→ **Problem requirements**
Please give the listing again in its entirety, exactly as written.

Records from a data collection:
◇ ◇ ◇ ◇ ◇ ◇ ◇
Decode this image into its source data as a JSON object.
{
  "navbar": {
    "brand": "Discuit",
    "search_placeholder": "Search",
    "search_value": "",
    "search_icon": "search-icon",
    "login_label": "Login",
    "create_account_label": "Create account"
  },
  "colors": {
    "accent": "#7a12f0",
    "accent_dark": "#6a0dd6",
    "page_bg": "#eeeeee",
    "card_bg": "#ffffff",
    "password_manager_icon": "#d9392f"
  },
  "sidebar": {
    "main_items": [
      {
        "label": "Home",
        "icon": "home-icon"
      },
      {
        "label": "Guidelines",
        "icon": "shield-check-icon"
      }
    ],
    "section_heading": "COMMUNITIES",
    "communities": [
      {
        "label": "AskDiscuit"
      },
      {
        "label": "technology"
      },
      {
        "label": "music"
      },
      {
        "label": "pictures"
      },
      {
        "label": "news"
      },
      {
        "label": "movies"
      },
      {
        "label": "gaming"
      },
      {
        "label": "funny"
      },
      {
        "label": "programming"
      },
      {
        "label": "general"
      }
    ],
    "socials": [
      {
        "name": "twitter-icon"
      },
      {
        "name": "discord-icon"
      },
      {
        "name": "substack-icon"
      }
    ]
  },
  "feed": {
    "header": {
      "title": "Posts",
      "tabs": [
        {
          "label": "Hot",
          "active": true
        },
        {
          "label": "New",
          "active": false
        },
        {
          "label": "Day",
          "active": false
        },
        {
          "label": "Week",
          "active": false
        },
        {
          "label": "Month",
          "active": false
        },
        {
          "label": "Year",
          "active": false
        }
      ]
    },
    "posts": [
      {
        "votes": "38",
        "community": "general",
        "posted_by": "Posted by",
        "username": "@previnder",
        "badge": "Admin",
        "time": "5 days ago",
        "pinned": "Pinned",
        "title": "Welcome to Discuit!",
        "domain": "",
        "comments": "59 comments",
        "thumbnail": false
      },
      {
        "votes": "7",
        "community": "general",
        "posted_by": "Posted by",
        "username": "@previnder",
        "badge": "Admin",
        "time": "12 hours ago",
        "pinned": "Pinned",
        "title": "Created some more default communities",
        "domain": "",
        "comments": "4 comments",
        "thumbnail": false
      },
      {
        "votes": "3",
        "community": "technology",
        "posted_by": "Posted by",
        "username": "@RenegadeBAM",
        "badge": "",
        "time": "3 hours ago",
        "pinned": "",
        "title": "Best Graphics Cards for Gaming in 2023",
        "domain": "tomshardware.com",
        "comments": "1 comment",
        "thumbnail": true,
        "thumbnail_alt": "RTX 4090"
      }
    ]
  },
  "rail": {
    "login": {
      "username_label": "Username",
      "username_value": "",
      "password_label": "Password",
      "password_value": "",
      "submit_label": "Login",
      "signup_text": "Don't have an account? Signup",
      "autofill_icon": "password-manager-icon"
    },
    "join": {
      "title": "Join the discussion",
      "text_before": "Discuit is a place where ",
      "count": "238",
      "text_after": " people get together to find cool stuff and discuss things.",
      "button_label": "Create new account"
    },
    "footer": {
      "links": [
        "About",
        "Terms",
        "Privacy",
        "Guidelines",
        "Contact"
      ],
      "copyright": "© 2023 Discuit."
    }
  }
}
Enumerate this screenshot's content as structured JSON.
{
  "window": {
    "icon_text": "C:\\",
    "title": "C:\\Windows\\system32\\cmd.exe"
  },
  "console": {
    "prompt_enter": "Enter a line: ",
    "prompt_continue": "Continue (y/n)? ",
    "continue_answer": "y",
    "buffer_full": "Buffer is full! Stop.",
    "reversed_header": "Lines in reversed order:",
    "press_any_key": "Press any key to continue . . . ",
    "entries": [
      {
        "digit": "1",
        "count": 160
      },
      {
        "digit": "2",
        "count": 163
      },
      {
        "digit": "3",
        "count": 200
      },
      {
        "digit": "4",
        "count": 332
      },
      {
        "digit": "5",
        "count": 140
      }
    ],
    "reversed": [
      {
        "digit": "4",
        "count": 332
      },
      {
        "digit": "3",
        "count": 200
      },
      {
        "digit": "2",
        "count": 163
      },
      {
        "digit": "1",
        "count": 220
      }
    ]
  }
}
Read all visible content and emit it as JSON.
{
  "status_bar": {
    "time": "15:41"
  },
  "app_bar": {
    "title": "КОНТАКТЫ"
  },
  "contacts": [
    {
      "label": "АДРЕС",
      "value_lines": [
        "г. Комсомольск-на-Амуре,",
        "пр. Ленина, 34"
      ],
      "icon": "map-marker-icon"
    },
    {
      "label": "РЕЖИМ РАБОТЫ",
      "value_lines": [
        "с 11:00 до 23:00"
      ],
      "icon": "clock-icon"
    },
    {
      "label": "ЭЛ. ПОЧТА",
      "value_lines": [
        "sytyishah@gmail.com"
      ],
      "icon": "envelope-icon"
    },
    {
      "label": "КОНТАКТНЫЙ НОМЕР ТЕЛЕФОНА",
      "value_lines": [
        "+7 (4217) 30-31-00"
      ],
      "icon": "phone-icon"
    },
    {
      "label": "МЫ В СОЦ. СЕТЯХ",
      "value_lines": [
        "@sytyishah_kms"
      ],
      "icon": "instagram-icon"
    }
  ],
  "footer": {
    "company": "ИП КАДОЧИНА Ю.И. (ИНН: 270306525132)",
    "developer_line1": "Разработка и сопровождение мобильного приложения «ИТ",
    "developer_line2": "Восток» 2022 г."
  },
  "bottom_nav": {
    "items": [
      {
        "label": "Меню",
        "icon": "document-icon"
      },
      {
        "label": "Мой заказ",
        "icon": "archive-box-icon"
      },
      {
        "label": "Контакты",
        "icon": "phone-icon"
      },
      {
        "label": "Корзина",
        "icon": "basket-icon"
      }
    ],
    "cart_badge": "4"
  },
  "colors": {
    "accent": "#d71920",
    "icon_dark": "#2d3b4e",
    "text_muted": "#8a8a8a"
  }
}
◇ ◇ ◇ ◇ ◇ ◇ ◇
→ **Worked solution**
Decode this image into its source data as a JSON object.
{
  "navbar": {
    "brand": "Discuit",
    "search_placeholder": "Search",
    "search_value": "",
    "search_icon": "search-icon",
    "login_label": "Login",
    "create_account_label": "Create account"
  },
  "colors": {
    "accent": "#7a12f0",
    "accent_dark": "#6a0dd6",
    "page_bg": "#eeeeee",
    "card_bg": "#ffffff",
    "password_manager_icon": "#d9392f"
  },
  "sidebar": {
    "main_items": [
      {
        "label": "Home",
        "icon": "home-icon"
      },
      {
        "label": "Guidelines",
        "icon": "shield-check-icon"
      }
    ],
    "section_heading": "COMMUNITIES",
    "communities": [
      {
        "label": "AskDiscuit"
      },
      {
        "label": "technology"
      },
      {
        "label": "music"
      },
      {
        "label": "pictures"
      },
      {
        "label": "news"
      },
      {
        "label": "movies"
      },
      {
        "label": "gaming"
      },
      {
        "label": "funny"
      },
      {
        "label": "programming"
      },
      {
        "label": "general"
      }
    ],
    "socials": [
      {
        "name": "twitter-icon"
      },
      {
        "name": "discord-icon"
      },
      {
        "name": "substack-icon"
      }
    ]
  },
  "feed": {
    "header": {
      "title": "Posts",
      "tabs": [
        {
          "label": "Hot",
          "active": true
        },
        {
          "label": "New",
          "active": false
        },
        {
          "label": "Day",
          "active": false
        },
        {
          "label": "Week",
          "active": false
        },
        {
          "label": "Month",
          "active": false
        },
        {
          "label": "Year",
          "active": false
        }
      ]
    },
    "posts": [
      {
        "votes": "38",
        "community": "general",
        "posted_by": "Posted by",
        "username": "@previnder",
        "badge": "Admin",
        "time": "5 days ago",
        "pinned": "Pinned",
        "title": "Welcome to Discuit!",
        "domain": "",
        "comments": "59 comments",
        "thumbnail": false
      },
      {
        "votes": "7",
        "community": "general",
        "posted_by": "Posted by",
        "username": "@previnder",
        "badge": "Admin",
        "time": "12 hours ago",
        "pinned": "Pinned",
        "title": "Created some more default communities",
        "domain": "",
        "comments": "4 comments",
        "thumbnail": false
      },
      {
        "votes": "3",
        "community": "technology",
        "posted_by": "Posted by",
        "username": "@RenegadeBAM",
        "badge": "",
        "time": "3 hours ago",
        "pinned": "",
        "title": "Best Graphics Cards for Gaming in 2023",
        "domain": "tomshardware.com",
        "comments": "1 comment",
        "thumbnail": true,
        "thumbnail_alt": "RTX 4090"
      }
    ]
  },
  "rail": {
    "login": {
      "username_label": "Username",
      "username_value": "",
      "password_label": "Password",
      "password_value": "",
      "submit_label": "Login",
      "signup_text": "Don't have an account? Signup",
      "autofill_icon": "password-manager-icon"
    },
    "join": {
      "title": "Join the discussion",
      "text_before": "Discuit is a place where ",
      "count": "238",
      "text_after": " people get together to find cool stuff and discuss things.",
      "button_label": "Create new account"
    },
    "footer": {
      "links": [
        "About",
        "Terms",
        "Privacy",
        "Guidelines",
        "Contact"
      ],
      "copyright": "© 2023 Discuit."
    }
  }
}
Enumerate this screenshot's content as structured JSON.
{
  "window": {
    "icon_text": "C:\\",
    "title": "C:\\Windows\\system32\\cmd.exe"
  },
  "console": {
    "prompt_enter": "Enter a line: ",
    "prompt_continue": "Continue (y/n)? ",
    "continue_answer": "y",
    "buffer_full": "Buffer is full! Stop.",
    "reversed_header": "Lines in reversed order:",
    "press_any_key": "Press any key to continue . . . ",
    "entries": [
      {
        "digit": "1",
        "count": 160
      },
      {
        "digit": "2",
        "count": 163
      },
      {
        "digit": "3",
        "count": 200
      },
      {
        "digit": "4",
        "count": 332
      },
      {
        "digit": "5",
        "count": 140
      }
    ],
    "reversed": [
      {
        "digit": "4",
        "count": 332
      },
      {
        "digit": "3",
        "count": 200
      },
      {
        "digit": "2",
        "count": 163
      },
      {
        "digit": "1",
        "count": 220
      }
    ]
  }
}
Read all visible content and emit it as JSON.
{
  "status_bar": {
    "time": "15:41"
  },
  "app_bar": {
    "title": "КОНТАКТЫ"
  },
  "contacts": [
    {
      "label": "АДРЕС",
      "value_lines": [
        "г. Комсомольск-на-Амуре,",
        "пр. Ленина, 34"
      ],
      "icon": "map-marker-icon"
    },
    {
      "label": "РЕЖИМ РАБОТЫ",
      "value_lines": [
        "с 11:00 до 23:00"
      ],
      "icon": "clock-icon"
    },
    {
      "label": "ЭЛ. ПОЧТА",
      "value_lines": [
        "sytyishah@gmail.com"
      ],
      "icon": "envelope-icon"
    },
    {
      "label": "КОНТАКТНЫЙ НОМЕР ТЕЛЕФОНА",
      "value_lines": [
        "+7 (4217) 30-31-00"
      ],
      "icon": "phone-icon"
    },
    {
      "label": "МЫ В СОЦ. СЕТЯХ",
      "value_lines": [
        "@sytyishah_kms"
      ],
      "icon": "instagram-icon"
    }
  ],
  "footer": {
    "company": "ИП КАДОЧИНА Ю.И. (ИНН: 270306525132)",
    "developer_line1": "Разработка и сопровождение мобильного приложения «ИТ",
    "developer_line2": "Восток» 2022 г."
  },
  "bottom_nav": {
    "items": [
      {
        "label": "Меню",
        "icon": "document-icon"
      },
      {
        "label": "Мой заказ",
        "icon": "archive-box-icon"
      },
      {
        "label": "Контакты",
        "icon": "phone-icon"
      },
      {
        "label": "Корзина",
        "icon": "basket-icon"
      }
    ],
    "cart_badge": "4"
  },
  "colors": {
    "accent": "#d71920",
    "icon_dark": "#2d3b4e",
    "text_muted": "#8a8a8a"
  }
}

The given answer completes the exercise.